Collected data
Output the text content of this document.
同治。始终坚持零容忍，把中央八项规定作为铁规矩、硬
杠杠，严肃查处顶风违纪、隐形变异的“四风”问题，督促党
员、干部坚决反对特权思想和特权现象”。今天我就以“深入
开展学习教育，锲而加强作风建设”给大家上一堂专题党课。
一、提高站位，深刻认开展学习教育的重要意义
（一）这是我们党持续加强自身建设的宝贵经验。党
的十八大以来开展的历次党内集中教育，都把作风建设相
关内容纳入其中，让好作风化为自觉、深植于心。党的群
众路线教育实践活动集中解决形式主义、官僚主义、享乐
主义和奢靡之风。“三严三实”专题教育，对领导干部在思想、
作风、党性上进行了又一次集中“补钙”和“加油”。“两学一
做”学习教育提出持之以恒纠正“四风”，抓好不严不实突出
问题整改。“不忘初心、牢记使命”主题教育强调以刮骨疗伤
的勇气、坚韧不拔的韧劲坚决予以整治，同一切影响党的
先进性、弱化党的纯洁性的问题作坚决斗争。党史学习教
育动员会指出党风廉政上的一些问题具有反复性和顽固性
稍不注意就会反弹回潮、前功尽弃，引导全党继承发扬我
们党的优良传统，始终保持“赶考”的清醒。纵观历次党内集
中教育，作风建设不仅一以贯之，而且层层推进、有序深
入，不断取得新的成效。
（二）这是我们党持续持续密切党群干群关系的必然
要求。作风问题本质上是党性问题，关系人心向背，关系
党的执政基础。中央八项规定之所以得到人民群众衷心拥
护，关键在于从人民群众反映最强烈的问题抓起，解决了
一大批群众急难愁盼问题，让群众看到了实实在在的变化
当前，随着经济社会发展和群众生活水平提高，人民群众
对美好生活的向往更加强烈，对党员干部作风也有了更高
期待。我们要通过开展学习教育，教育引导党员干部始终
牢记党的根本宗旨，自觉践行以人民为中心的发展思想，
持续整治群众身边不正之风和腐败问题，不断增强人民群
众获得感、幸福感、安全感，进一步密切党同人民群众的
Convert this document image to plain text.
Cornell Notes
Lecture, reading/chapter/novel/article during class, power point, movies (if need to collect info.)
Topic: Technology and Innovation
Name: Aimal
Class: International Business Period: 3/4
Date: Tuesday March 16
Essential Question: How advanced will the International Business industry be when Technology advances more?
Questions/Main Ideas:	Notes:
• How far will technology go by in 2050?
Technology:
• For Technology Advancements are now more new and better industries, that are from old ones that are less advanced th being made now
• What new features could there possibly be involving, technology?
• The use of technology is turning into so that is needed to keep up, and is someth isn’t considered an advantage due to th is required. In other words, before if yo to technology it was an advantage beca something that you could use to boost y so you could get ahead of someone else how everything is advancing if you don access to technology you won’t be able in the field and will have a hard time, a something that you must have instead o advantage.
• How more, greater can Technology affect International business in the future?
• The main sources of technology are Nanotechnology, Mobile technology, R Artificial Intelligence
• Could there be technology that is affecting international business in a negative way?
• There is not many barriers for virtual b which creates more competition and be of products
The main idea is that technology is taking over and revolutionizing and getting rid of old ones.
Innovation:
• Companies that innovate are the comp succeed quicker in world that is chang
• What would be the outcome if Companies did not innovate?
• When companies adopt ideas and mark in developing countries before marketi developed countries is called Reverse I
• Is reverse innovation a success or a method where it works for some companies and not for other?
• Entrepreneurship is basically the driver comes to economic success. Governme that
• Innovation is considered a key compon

Exercise task:
Output the entries exactly.

In response:
Output the text content of this document.
同治。始终坚持零容忍，把中央八项规定作为铁规矩、硬
杠杠，严肃查处顶风违纪、隐形变异的“四风”问题，督促党
员、干部坚决反对特权思想和特权现象”。今天我就以“深入
开展学习教育，锲而加强作风建设”给大家上一堂专题党课。
一、提高站位，深刻认开展学习教育的重要意义
（一）这是我们党持续加强自身建设的宝贵经验。党
的十八大以来开展的历次党内集中教育，都把作风建设相
关内容纳入其中，让好作风化为自觉、深植于心。党的群
众路线教育实践活动集中解决形式主义、官僚主义、享乐
主义和奢靡之风。“三严三实”专题教育，对领导干部在思想、
作风、党性上进行了又一次集中“补钙”和“加油”。“两学一
做”学习教育提出持之以恒纠正“四风”，抓好不严不实突出
问题整改。“不忘初心、牢记使命”主题教育强调以刮骨疗伤
的勇气、坚韧不拔的韧劲坚决予以整治，同一切影响党的
先进性、弱化党的纯洁性的问题作坚决斗争。党史学习教
育动员会指出党风廉政上的一些问题具有反复性和顽固性
稍不注意就会反弹回潮、前功尽弃，引导全党继承发扬我
们党的优良传统，始终保持“赶考”的清醒。纵观历次党内集
中教育，作风建设不仅一以贯之，而且层层推进、有序深
入，不断取得新的成效。
（二）这是我们党持续持续密切党群干群关系的必然
要求。作风问题本质上是党性问题，关系人心向背，关系
党的执政基础。中央八项规定之所以得到人民群众衷心拥
护，关键在于从人民群众反映最强烈的问题抓起，解决了
一大批群众急难愁盼问题，让群众看到了实实在在的变化
当前，随着经济社会发展和群众生活水平提高，人民群众
对美好生活的向往更加强烈，对党员干部作风也有了更高
期待。我们要通过开展学习教育，教育引导党员干部始终
牢记党的根本宗旨，自觉践行以人民为中心的发展思想，
持续整治群众身边不正之风和腐败问题，不断增强人民群
众获得感、幸福感、安全感，进一步密切党同人民群众的
Convert this document image to plain text.
Cornell Notes
Lecture, reading/chapter/novel/article during class, power point, movies (if need to collect info.)
Topic: Technology and Innovation
Name: Aimal
Class: International Business Period: 3/4
Date: Tuesday March 16
Essential Question: How advanced will the International Business industry be when Technology advances more?
Questions/Main Ideas:	Notes:
• How far will technology go by in 2050?
Technology:
• For Technology Advancements are now more new and better industries, that are from old ones that are less advanced th being made now
• What new features could there possibly be involving, technology?
• The use of technology is turning into so that is needed to keep up, and is someth isn’t considered an advantage due to th is required. In other words, before if yo to technology it was an advantage beca something that you could use to boost y so you could get ahead of someone else how everything is advancing if you don access to technology you won’t be able in the field and will have a hard time, a something that you must have instead o advantage.
• How more, greater can Technology affect International business in the future?
• The main sources of technology are Nanotechnology, Mobile technology, R Artificial Intelligence
• Could there be technology that is affecting international business in a negative way?
• There is not many barriers for virtual b which creates more competition and be of products
The main idea is that technology is taking over and revolutionizing and getting rid of old ones.
Innovation:
• Companies that innovate are the comp succeed quicker in world that is chang
• What would be the outcome if Companies did not innovate?
• When companies adopt ideas and mark in developing countries before marketi developed countries is called Reverse I
• Is reverse innovation a success or a method where it works for some companies and not for other?
• Entrepreneurship is basically the driver comes to economic success. Governme that
• Innovation is considered a key compon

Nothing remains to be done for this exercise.